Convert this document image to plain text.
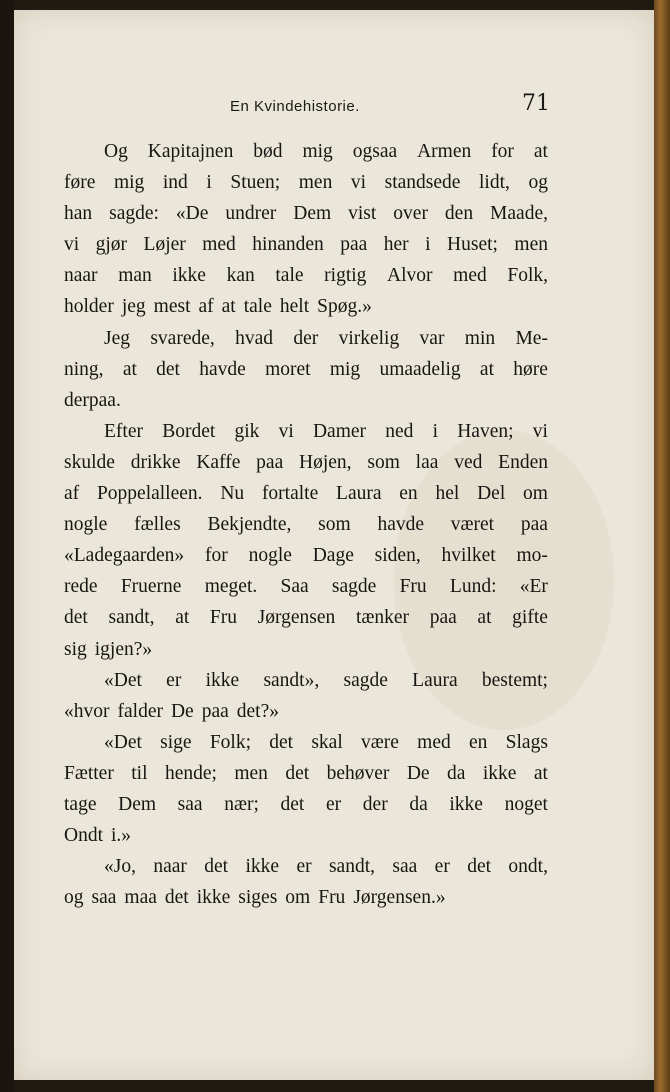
En Kvindehistorie.	71
Og Kapitajnen bød mig ogsaa Armen for at
føre mig ind i Stuen; men vi standsede lidt, og
han sagde: «De undrer Dem vist over den Maade,
vi gjør Løjer med hinanden paa her i Huset; men
naar man ikke kan tale rigtig Alvor med Folk,
holder jeg mest af at tale helt Spøg.»
Jeg svarede, hvad der virkelig var min Me-
ning, at det havde moret mig umaadelig at høre
derpaa.
Efter Bordet gik vi Damer ned i Haven; vi
skulde drikke Kaffe paa Højen, som laa ved Enden
af Poppelalleen. Nu fortalte Laura en hel Del om
nogle fælles Bekjendte, som havde været paa
«Ladegaarden» for nogle Dage siden, hvilket mo-
rede Fruerne meget. Saa sagde Fru Lund: «Er
det sandt, at Fru Jørgensen tænker paa at gifte
sig igjen?»
«Det er ikke sandt», sagde Laura bestemt;
«hvor falder De paa det?»
«Det sige Folk; det skal være med en Slags
Fætter til hende; men det behøver De da ikke at
tage Dem saa nær; det er der da ikke noget
Ondt i.»
«Jo, naar det ikke er sandt, saa er det ondt,
og saa maa det ikke siges om Fru Jørgensen.»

•••

### OBJECTIVE
Give every line above again exactly, with no pictures.

### RESPONSE TO THIS TASK
Convert this document image to plain text.
En Kvindehistorie.	71
Og Kapitajnen bød mig ogsaa Armen for at
føre mig ind i Stuen; men vi standsede lidt, og
han sagde: «De undrer Dem vist over den Maade,
vi gjør Løjer med hinanden paa her i Huset; men
naar man ikke kan tale rigtig Alvor med Folk,
holder jeg mest af at tale helt Spøg.»
Jeg svarede, hvad der virkelig var min Me-
ning, at det havde moret mig umaadelig at høre
derpaa.
Efter Bordet gik vi Damer ned i Haven; vi
skulde drikke Kaffe paa Højen, som laa ved Enden
af Poppelalleen. Nu fortalte Laura en hel Del om
nogle fælles Bekjendte, som havde været paa
«Ladegaarden» for nogle Dage siden, hvilket mo-
rede Fruerne meget. Saa sagde Fru Lund: «Er
det sandt, at Fru Jørgensen tænker paa at gifte
sig igjen?»
«Det er ikke sandt», sagde Laura bestemt;
«hvor falder De paa det?»
«Det sige Folk; det skal være med en Slags
Fætter til hende; men det behøver De da ikke at
tage Dem saa nær; det er der da ikke noget
Ondt i.»
«Jo, naar det ikke er sandt, saa er det ondt,
og saa maa det ikke siges om Fru Jørgensen.»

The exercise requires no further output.